-- START OF DATA IN THIS EXERCISE --

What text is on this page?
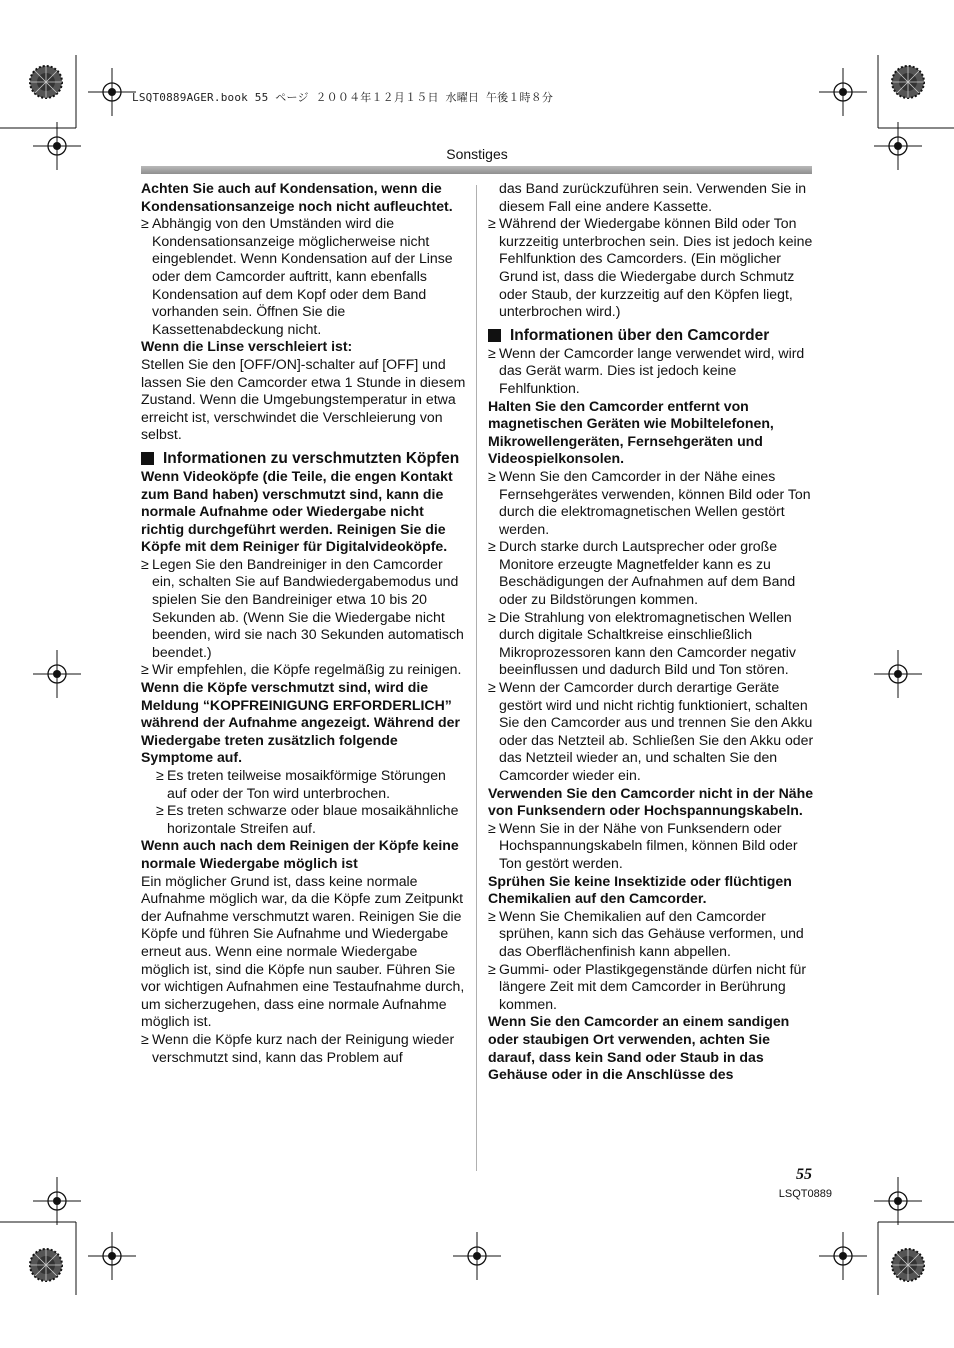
LSQT0889AGER.book 55 ページ ２００４年１２月１５日 水曜日 午後１時８分
Sonstiges

Achten Sie auch auf Kondensation, wenn die Kondensationsanzeige noch nicht aufleuchtet.

≥ Abhängig von den Umständen wird die Kondensationsanzeige möglicherweise nicht eingeblendet. Wenn Kondensation auf der Linse oder dem Camcorder auftritt, kann ebenfalls Kondensation auf dem Kopf oder dem Band vorhanden sein. Öffnen Sie die Kassettenabdeckung nicht.

Wenn die Linse verschleiert ist:

Stellen Sie den [OFF/ON]-schalter auf [OFF] und lassen Sie den Camcorder etwa 1 Stunde in diesem Zustand. Wenn die Umgebungstemperatur in etwa erreicht ist, verschwindet die Verschleierung von selbst.

Informationen zu verschmutzten Köpfen

Wenn Videoköpfe (die Teile, die engen Kontakt zum Band haben) verschmutzt sind, kann die normale Aufnahme oder Wiedergabe nicht richtig durchgeführt werden. Reinigen Sie die Köpfe mit dem Reiniger für Digitalvideoköpfe.

≥ Legen Sie den Bandreiniger in den Camcorder ein, schalten Sie auf Bandwiedergabemodus und spielen Sie den Bandreiniger etwa 10 bis 20 Sekunden ab. (Wenn Sie die Wiedergabe nicht beenden, wird sie nach 30 Sekunden automatisch beendet.)

≥ Wir empfehlen, die Köpfe regelmäßig zu reinigen.

Wenn die Köpfe verschmutzt sind, wird die Meldung “KOPFREINIGUNG ERFORDERLICH” während der Aufnahme angezeigt. Während der Wiedergabe treten zusätzlich folgende Symptome auf.

≥ Es treten teilweise mosaikförmige Störungen auf oder der Ton wird unterbrochen.

≥ Es treten schwarze oder blaue mosaikähnliche horizontale Streifen auf.

Wenn auch nach dem Reinigen der Köpfe keine normale Wiedergabe möglich ist

Ein möglicher Grund ist, dass keine normale Aufnahme möglich war, da die Köpfe zum Zeitpunkt der Aufnahme verschmutzt waren. Reinigen Sie die Köpfe und führen Sie Aufnahme und Wiedergabe erneut aus. Wenn eine normale Wiedergabe möglich ist, sind die Köpfe nun sauber. Führen Sie vor wichtigen Aufnahmen eine Testaufnahme durch, um sicherzugehen, dass eine normale Aufnahme möglich ist.

≥ Wenn die Köpfe kurz nach der Reinigung wieder verschmutzt sind, kann das Problem auf

das Band zurückzuführen sein. Verwenden Sie in diesem Fall eine andere Kassette.

≥ Während der Wiedergabe können Bild oder Ton kurzzeitig unterbrochen sein. Dies ist jedoch keine Fehlfunktion des Camcorders. (Ein möglicher Grund ist, dass die Wiedergabe durch Schmutz oder Staub, der kurzzeitig auf den Köpfen liegt, unterbrochen wird.)

Informationen über den Camcorder

≥ Wenn der Camcorder lange verwendet wird, wird das Gerät warm. Dies ist jedoch keine Fehlfunktion.

Halten Sie den Camcorder entfernt von magnetischen Geräten wie Mobiltelefonen, Mikrowellengeräten, Fernsehgeräten und Videospielkonsolen.

≥ Wenn Sie den Camcorder in der Nähe eines Fernsehgerätes verwenden, können Bild oder Ton durch die elektromagnetischen Wellen gestört werden.

≥ Durch starke durch Lautsprecher oder große Monitore erzeugte Magnetfelder kann es zu Beschädigungen der Aufnahmen auf dem Band oder zu Bildstörungen kommen.

≥ Die Strahlung von elektromagnetischen Wellen durch digitale Schaltkreise einschließlich Mikroprozessoren kann den Camcorder negativ beeinflussen und dadurch Bild und Ton stören.

≥ Wenn der Camcorder durch derartige Geräte gestört wird und nicht richtig funktioniert, schalten Sie den Camcorder aus und trennen Sie den Akku oder das Netzteil ab. Schließen Sie den Akku oder das Netzteil wieder an, und schalten Sie den Camcorder wieder ein.

Verwenden Sie den Camcorder nicht in der Nähe von Funksendern oder Hochspannungskabeln.

≥ Wenn Sie in der Nähe von Funksendern oder Hochspannungskabeln filmen, können Bild oder Ton gestört werden.

Sprühen Sie keine Insektizide oder flüchtigen Chemikalien auf den Camcorder.

≥ Wenn Sie Chemikalien auf den Camcorder sprühen, kann sich das Gehäuse verformen, und das Oberflächenfinish kann abpellen.

≥ Gummi- oder Plastikgegenstände dürfen nicht für längere Zeit mit dem Camcorder in Berührung kommen.

Wenn Sie den Camcorder an einem sandigen oder staubigen Ort verwenden, achten Sie darauf, dass kein Sand oder Staub in das Gehäuse oder in die Anschlüsse des

55
LSQT0889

-- END OF DATA IN THIS EXERCISE --

## WHAT TO DO
Report all lines of the data above that include the string "Gehäuse".

## TASK RESPONSE
≥ Wenn Sie Chemikalien auf den Camcorder sprühen, kann sich das Gehäuse verformen, und das Oberflächenfinish kann abpellen.
Wenn Sie den Camcorder an einem sandigen oder staubigen Ort verwenden, achten Sie darauf, dass kein Sand oder Staub in das Gehäuse oder in die Anschlüsse des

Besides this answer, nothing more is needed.